— EXCERPTED DATA —
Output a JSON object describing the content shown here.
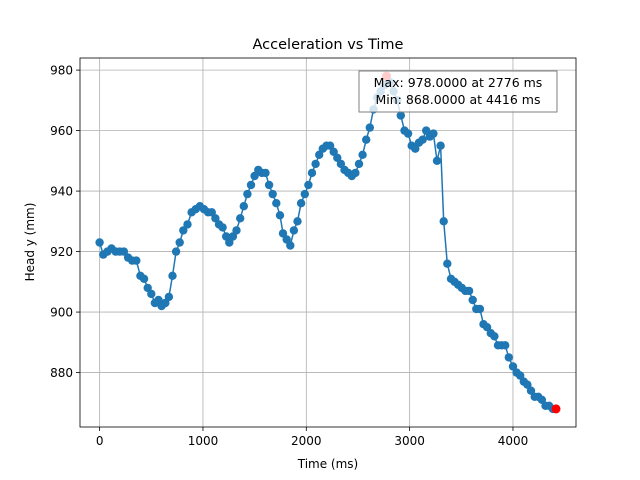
{
  "chart_data": {
    "type": "line",
    "title": "Acceleration vs Time",
    "xlabel": "Time (ms)",
    "ylabel": "Head y (mm)",
    "xlim": [
      -190,
      4610
    ],
    "ylim": [
      862,
      984
    ],
    "xticks": [
      0,
      1000,
      2000,
      3000,
      4000
    ],
    "yticks": [
      880,
      900,
      920,
      940,
      960,
      980
    ],
    "grid": true,
    "series": [
      {
        "color": "#1f77b4",
        "marker": "circle",
        "x": [
          0,
          35,
          75,
          115,
          155,
          195,
          235,
          275,
          315,
          355,
          395,
          430,
          465,
          500,
          535,
          570,
          600,
          635,
          670,
          705,
          740,
          775,
          810,
          850,
          890,
          930,
          970,
          1010,
          1050,
          1085,
          1120,
          1155,
          1190,
          1225,
          1255,
          1290,
          1325,
          1360,
          1395,
          1430,
          1465,
          1500,
          1535,
          1570,
          1605,
          1640,
          1675,
          1710,
          1745,
          1775,
          1810,
          1845,
          1880,
          1915,
          1950,
          1985,
          2020,
          2055,
          2090,
          2125,
          2160,
          2195,
          2230,
          2265,
          2300,
          2335,
          2370,
          2405,
          2440,
          2475,
          2510,
          2545,
          2580,
          2615,
          2650,
          2685,
          2720,
          2755,
          2776,
          2810,
          2845,
          2880,
          2915,
          2950,
          2985,
          3020,
          3055,
          3090,
          3125,
          3160,
          3195,
          3230,
          3265,
          3300,
          3330,
          3365,
          3400,
          3435,
          3470,
          3505,
          3540,
          3575,
          3610,
          3645,
          3680,
          3715,
          3750,
          3785,
          3820,
          3855,
          3890,
          3925,
          3960,
          4000,
          4035,
          4070,
          4105,
          4140,
          4175,
          4210,
          4245,
          4280,
          4315,
          4350,
          4385,
          4416
        ],
        "y": [
          923,
          919,
          920,
          921,
          920,
          920,
          920,
          918,
          917,
          917,
          912,
          911,
          908,
          906,
          903,
          904,
          902,
          903,
          905,
          912,
          920,
          923,
          927,
          929,
          933,
          934,
          935,
          934,
          933,
          933,
          931,
          929,
          928,
          925,
          923,
          925,
          927,
          931,
          935,
          939,
          942,
          945,
          947,
          946,
          946,
          942,
          939,
          936,
          932,
          926,
          924,
          922,
          927,
          930,
          936,
          939,
          942,
          946,
          949,
          952,
          954,
          955,
          955,
          953,
          951,
          949,
          947,
          946,
          945,
          946,
          949,
          952,
          957,
          961,
          967,
          971,
          973,
          975,
          978,
          976,
          973,
          970,
          965,
          960,
          959,
          955,
          954,
          956,
          957,
          960,
          958,
          959,
          950,
          955,
          930,
          916,
          911,
          910,
          909,
          908,
          907,
          907,
          904,
          901,
          901,
          896,
          895,
          893,
          892,
          889,
          889,
          889,
          885,
          882,
          880,
          879,
          877,
          876,
          874,
          872,
          872,
          871,
          869,
          869,
          868,
          868
        ]
      }
    ],
    "highlights": [
      {
        "label": "Max",
        "x": 2776,
        "y": 978,
        "color": "#ff0000"
      },
      {
        "label": "Min",
        "x": 4416,
        "y": 868,
        "color": "#ff0000"
      }
    ],
    "annotation": {
      "line1": "Max: 978.0000 at 2776 ms",
      "line2": "Min: 868.0000 at 4416 ms",
      "placement": "top-right"
    }
  }
}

— WHAT THE TASK REQUIRES —
Go through the listing above line by line and say how many lines hold the word "Time". Reply with that number only.

— WRITTEN SOLUTION —
2